(Data items)
+ + + + +

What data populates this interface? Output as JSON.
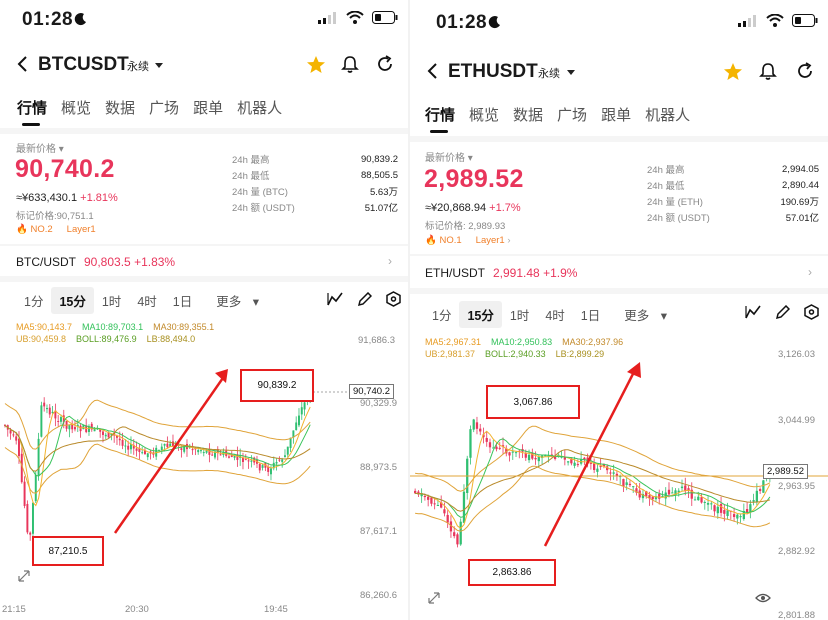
{
  "left": {
    "time": "01:28",
    "symbol": "BTCUSDT",
    "perp_label": "永续",
    "tabs": [
      "行情",
      "概览",
      "数据",
      "广场",
      "跟单",
      "机器人"
    ],
    "last_price_label": "最新价格",
    "price": "90,740.2",
    "cny": "≈¥633,430.1",
    "change": "+1.81%",
    "mark_price": "标记价格:90,751.1",
    "rank": "NO.2",
    "layer": "Layer1",
    "stats": [
      {
        "k": "24h  最高",
        "v": "90,839.2"
      },
      {
        "k": "24h  最低",
        "v": "88,505.5"
      },
      {
        "k": "24h  量 (BTC)",
        "v": "5.63万"
      },
      {
        "k": "24h  额 (USDT)",
        "v": "51.07亿"
      }
    ],
    "pair": "BTC/USDT",
    "pair_price": "90,803.5",
    "pair_change": "+1.83%",
    "intervals": [
      "1分",
      "15分",
      "1时",
      "4时",
      "1日",
      "更多"
    ],
    "ma5": "MA5:90,143.7",
    "ma10": "MA10:89,703.1",
    "ma30": "MA30:89,355.1",
    "ub": "UB:90,459.8",
    "boll": "BOLL:89,476.9",
    "lb": "LB:88,494.0",
    "yticks": [
      "91,686.3",
      "90,329.9",
      "88,973.5",
      "87,617.1",
      "86,260.6"
    ],
    "xticks": [
      "21:15",
      "20:30",
      "19:45"
    ],
    "current_tag": "90,740.2",
    "callout_high": "90,839.2",
    "callout_low": "87,210.5"
  },
  "right": {
    "time": "01:28",
    "symbol": "ETHUSDT",
    "perp_label": "永续",
    "tabs": [
      "行情",
      "概览",
      "数据",
      "广场",
      "跟单",
      "机器人"
    ],
    "last_price_label": "最新价格",
    "price": "2,989.52",
    "cny": "≈¥20,868.94",
    "change": "+1.7%",
    "mark_price": "标记价格: 2,989.93",
    "rank": "NO.1",
    "layer": "Layer1",
    "stats": [
      {
        "k": "24h  最高",
        "v": "2,994.05"
      },
      {
        "k": "24h  最低",
        "v": "2,890.44"
      },
      {
        "k": "24h  量 (ETH)",
        "v": "190.69万"
      },
      {
        "k": "24h  额 (USDT)",
        "v": "57.01亿"
      }
    ],
    "pair": "ETH/USDT",
    "pair_price": "2,991.48",
    "pair_change": "+1.9%",
    "intervals": [
      "1分",
      "15分",
      "1时",
      "4时",
      "1日",
      "更多"
    ],
    "ma5": "MA5:2,967.31",
    "ma10": "MA10:2,950.83",
    "ma30": "MA30:2,937.96",
    "ub": "UB:2,981.37",
    "boll": "BOLL:2,940.33",
    "lb": "LB:2,899.29",
    "yticks": [
      "3,126.03",
      "3,044.99",
      "2,963.95",
      "2,882.92",
      "2,801.88"
    ],
    "current_tag": "2,989.52",
    "callout_high": "3,067.86",
    "callout_low": "2,863.86"
  },
  "colors": {
    "up": "#2fbf71",
    "down": "#e8355b",
    "accent": "#f4b400",
    "annot": "#e61e1e"
  }
}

+ + + + +

◆ Set task
Go through the listing above and write it out again exactly, dropping the pictures.

◆ The result
What data populates this interface? Output as JSON.
{
  "left": {
    "time": "01:28",
    "symbol": "BTCUSDT",
    "perp_label": "永续",
    "tabs": [
      "行情",
      "概览",
      "数据",
      "广场",
      "跟单",
      "机器人"
    ],
    "last_price_label": "最新价格",
    "price": "90,740.2",
    "cny": "≈¥633,430.1",
    "change": "+1.81%",
    "mark_price": "标记价格:90,751.1",
    "rank": "NO.2",
    "layer": "Layer1",
    "stats": [
      {
        "k": "24h  最高",
        "v": "90,839.2"
      },
      {
        "k": "24h  最低",
        "v": "88,505.5"
      },
      {
        "k": "24h  量 (BTC)",
        "v": "5.63万"
      },
      {
        "k": "24h  额 (USDT)",
        "v": "51.07亿"
      }
    ],
    "pair": "BTC/USDT",
    "pair_price": "90,803.5",
    "pair_change": "+1.83%",
    "intervals": [
      "1分",
      "15分",
      "1时",
      "4时",
      "1日",
      "更多"
    ],
    "ma5": "MA5:90,143.7",
    "ma10": "MA10:89,703.1",
    "ma30": "MA30:89,355.1",
    "ub": "UB:90,459.8",
    "boll": "BOLL:89,476.9",
    "lb": "LB:88,494.0",
    "yticks": [
      "91,686.3",
      "90,329.9",
      "88,973.5",
      "87,617.1",
      "86,260.6"
    ],
    "xticks": [
      "21:15",
      "20:30",
      "19:45"
    ],
    "current_tag": "90,740.2",
    "callout_high": "90,839.2",
    "callout_low": "87,210.5"
  },
  "right": {
    "time": "01:28",
    "symbol": "ETHUSDT",
    "perp_label": "永续",
    "tabs": [
      "行情",
      "概览",
      "数据",
      "广场",
      "跟单",
      "机器人"
    ],
    "last_price_label": "最新价格",
    "price": "2,989.52",
    "cny": "≈¥20,868.94",
    "change": "+1.7%",
    "mark_price": "标记价格: 2,989.93",
    "rank": "NO.1",
    "layer": "Layer1",
    "stats": [
      {
        "k": "24h  最高",
        "v": "2,994.05"
      },
      {
        "k": "24h  最低",
        "v": "2,890.44"
      },
      {
        "k": "24h  量 (ETH)",
        "v": "190.69万"
      },
      {
        "k": "24h  额 (USDT)",
        "v": "57.01亿"
      }
    ],
    "pair": "ETH/USDT",
    "pair_price": "2,991.48",
    "pair_change": "+1.9%",
    "intervals": [
      "1分",
      "15分",
      "1时",
      "4时",
      "1日",
      "更多"
    ],
    "ma5": "MA5:2,967.31",
    "ma10": "MA10:2,950.83",
    "ma30": "MA30:2,937.96",
    "ub": "UB:2,981.37",
    "boll": "BOLL:2,940.33",
    "lb": "LB:2,899.29",
    "yticks": [
      "3,126.03",
      "3,044.99",
      "2,963.95",
      "2,882.92",
      "2,801.88"
    ],
    "current_tag": "2,989.52",
    "callout_high": "3,067.86",
    "callout_low": "2,863.86"
  },
  "colors": {
    "up": "#2fbf71",
    "down": "#e8355b",
    "accent": "#f4b400",
    "annot": "#e61e1e"
  }
}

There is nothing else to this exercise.